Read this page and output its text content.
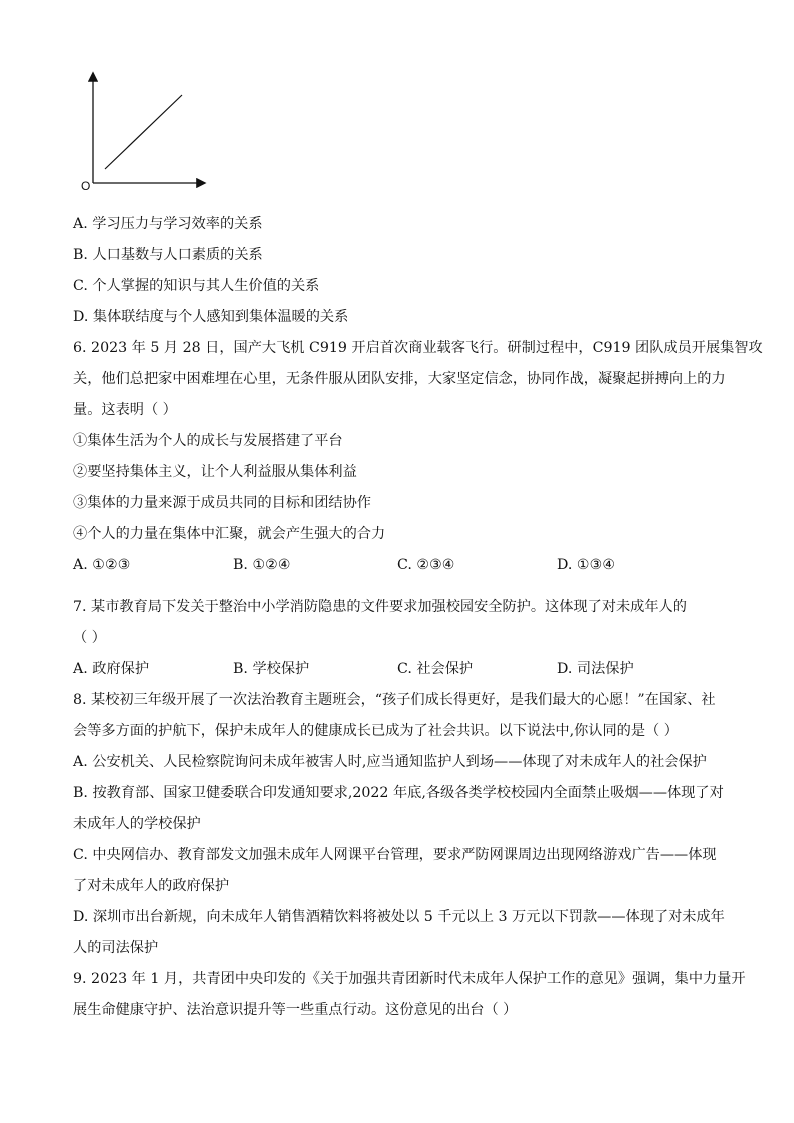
O
A. 学习压力与学习效率的关系
B. 人口基数与人口素质的关系
C. 个人掌握的知识与其人生价值的关系
D. 集体联结度与个人感知到集体温暖的关系
6. 2023 年 5 月 28 日，国产大飞机 C919 开启首次商业载客飞行。研制过程中，C919 团队成员开展集智攻
关，他们总把家中困难埋在心里，无条件服从团队安排，大家坚定信念，协同作战，凝聚起拼搏向上的力
量。这表明（ ）
①集体生活为个人的成长与发展搭建了平台
②要坚持集体主义，让个人利益服从集体利益
③集体的力量来源于成员共同的目标和团结协作
④个人的力量在集体中汇聚，就会产生强大的合力
A. ①②③	B. ①②④	C. ②③④	D. ①③④
7. 某市教育局下发关于整治中小学消防隐患的文件要求加强校园安全防护。这体现了对未成年人的
（ ）
A. 政府保护	B. 学校保护	C. 社会保护	D. 司法保护
8. 某校初三年级开展了一次法治教育主题班会，“孩子们成长得更好，是我们最大的心愿！”在国家、社
会等多方面的护航下，保护未成年人的健康成长已成为了社会共识。以下说法中,你认同的是（ ）
A. 公安机关、人民检察院询问未成年被害人时,应当通知监护人到场——体现了对未成年人的社会保护
B. 按教育部、国家卫健委联合印发通知要求,2022 年底,各级各类学校校园内全面禁止吸烟——体现了对
未成年人的学校保护
C. 中央网信办、教育部发文加强未成年人网课平台管理，要求严防网课周边出现网络游戏广告——体现
了对未成年人的政府保护
D. 深圳市出台新规，向未成年人销售酒精饮料将被处以 5 千元以上 3 万元以下罚款——体现了对未成年
人的司法保护
9. 2023 年 1 月，共青团中央印发的《关于加强共青团新时代未成年人保护工作的意见》强调，集中力量开
展生命健康守护、法治意识提升等一些重点行动。这份意见的出台（ ）
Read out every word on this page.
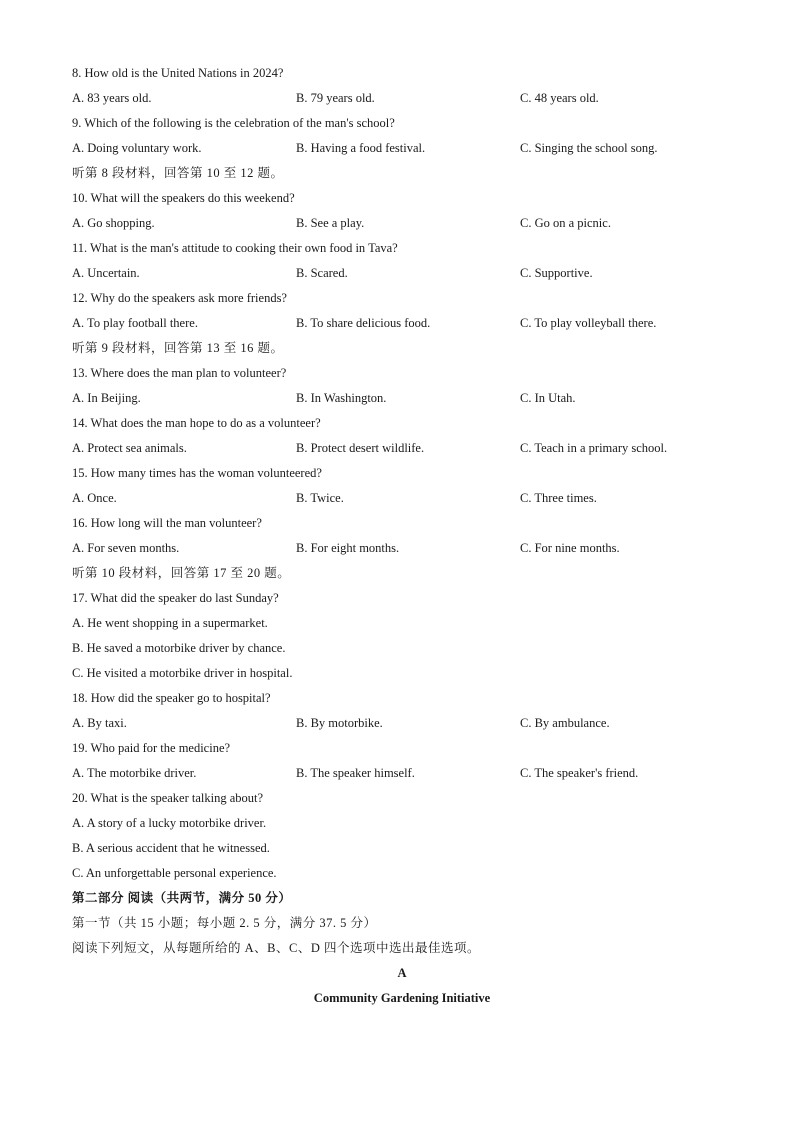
8. How old is the United Nations in 2024?
A. 83 years old.	B. 79 years old.	C. 48 years old.
9. Which of the following is the celebration of the man's school?
A. Doing voluntary work.	B. Having a food festival.	C. Singing the school song.
听第 8 段材料，回答第 10 至 12 题。
10. What will the speakers do this weekend?
A. Go shopping.	B. See a play.	C. Go on a picnic.
11. What is the man's attitude to cooking their own food in Tava?
A. Uncertain.	B. Scared.	C. Supportive.
12. Why do the speakers ask more friends?
A. To play football there.	B. To share delicious food.	C. To play volleyball there.
听第 9 段材料，回答第 13 至 16 题。
13. Where does the man plan to volunteer?
A. In Beijing.	B. In Washington.	C. In Utah.
14. What does the man hope to do as a volunteer?
A. Protect sea animals.	B. Protect desert wildlife.	C. Teach in a primary school.
15. How many times has the woman volunteered?
A. Once.	B. Twice.	C. Three times.
16. How long will the man volunteer?
A. For seven months.	B. For eight months.	C. For nine months.
听第 10 段材料，回答第 17 至 20 题。
17. What did the speaker do last Sunday?
A. He went shopping in a supermarket.
B. He saved a motorbike driver by chance.
C. He visited a motorbike driver in hospital.
18. How did the speaker go to hospital?
A. By taxi.	B. By motorbike.	C. By ambulance.
19. Who paid for the medicine?
A. The motorbike driver.	B. The speaker himself.	C. The speaker's friend.
20. What is the speaker talking about?
A. A story of a lucky motorbike driver.
B. A serious accident that he witnessed.
C. An unforgettable personal experience.
第二部分 阅读（共两节，满分 50 分）
第一节（共 15 小题；每小题 2. 5 分，满分 37. 5 分）
阅读下列短文，从每题所给的 A、B、C、D 四个选项中选出最佳选项。
A
Community Gardening Initiative
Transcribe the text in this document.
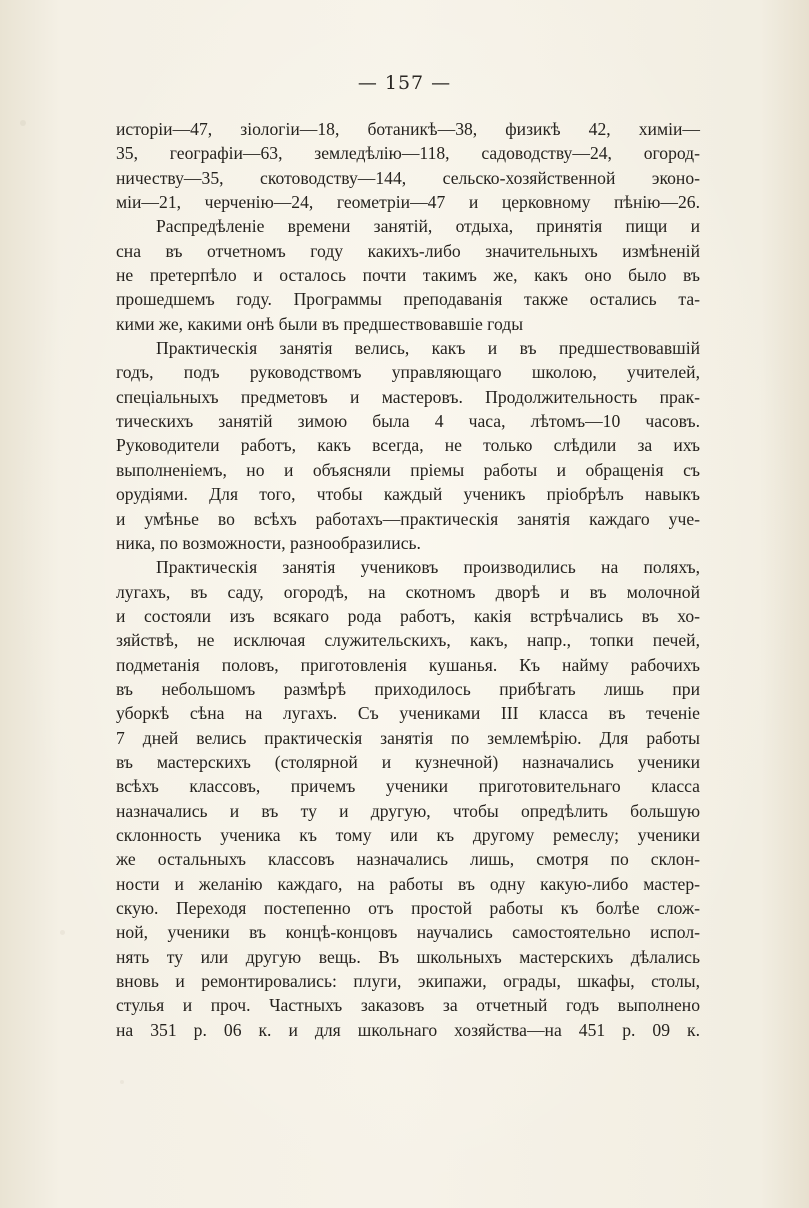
— 157 —
исторіи—47, зіологіи—18, ботаникѣ—38, физикѣ 42, химіи—
35, географіи—63, земледѣлію—118, садоводству—24, огород-
ничеству—35, скотоводству—144, сельско-хозяйственной эконо-
міи—21, черченію—24, геометріи—47 и церковному пѣнію—26.
Распредѣленіе времени занятій, отдыха, принятія пищи и
сна въ отчетномъ году какихъ-либо значительныхъ измѣненій
не претерпѣло и осталось почти такимъ же, какъ оно было въ
прошедшемъ году. Программы преподаванія также остались та-
кими же, какими онѣ были въ предшествовавшіе годы
Практическія занятія велись, какъ и въ предшествовавшій
годъ, подъ руководствомъ управляющаго школою, учителей,
спеціальныхъ предметовъ и мастеровъ. Продолжительность прак-
тическихъ занятій зимою была 4 часа, лѣтомъ—10 часовъ.
Руководители работъ, какъ всегда, не только слѣдили за ихъ
выполненіемъ, но и объясняли пріемы работы и обращенія съ
орудіями. Для того, чтобы каждый ученикъ пріобрѣлъ навыкъ
и умѣнье во всѣхъ работахъ—практическія занятія каждаго уче-
ника, по возможности, разнообразились.
Практическія занятія учениковъ производились на поляхъ,
лугахъ, въ саду, огородѣ, на скотномъ дворѣ и въ молочной
и состояли изъ всякаго рода работъ, какія встрѣчались въ хо-
зяйствѣ, не исключая служительскихъ, какъ, напр., топки печей,
подметанія половъ, приготовленія кушанья. Къ найму рабочихъ
въ небольшомъ размѣрѣ приходилось прибѣгать лишь при
уборкѣ сѣна на лугахъ. Съ учениками III класса въ теченіе
7 дней велись практическія занятія по землемѣрію. Для работы
въ мастерскихъ (столярной и кузнечной) назначались ученики
всѣхъ классовъ, причемъ ученики приготовительнаго класса
назначались и въ ту и другую, чтобы опредѣлить большую
склонность ученика къ тому или къ другому ремеслу; ученики
же остальныхъ классовъ назначались лишь, смотря по склон-
ности и желанію каждаго, на работы въ одну какую-либо мастер-
скую. Переходя постепенно отъ простой работы къ болѣе слож-
ной, ученики въ концѣ-концовъ научались самостоятельно испол-
нять ту или другую вещь. Въ школьныхъ мастерскихъ дѣлались
вновь и ремонтировались: плуги, экипажи, ограды, шкафы, столы,
стулья и проч. Частныхъ заказовъ за отчетный годъ выполнено
на 351 р. 06 к. и для школьнаго хозяйства—на 451 р. 09 к.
---------------
TASK INSTRUCTIONS ::
Using the material above, copy every line in which the string "либо" occurs.

REPLY ::
сна въ отчетномъ году какихъ-либо значительныхъ измѣненій
ности и желанію каждаго, на работы въ одну какую-либо мастер-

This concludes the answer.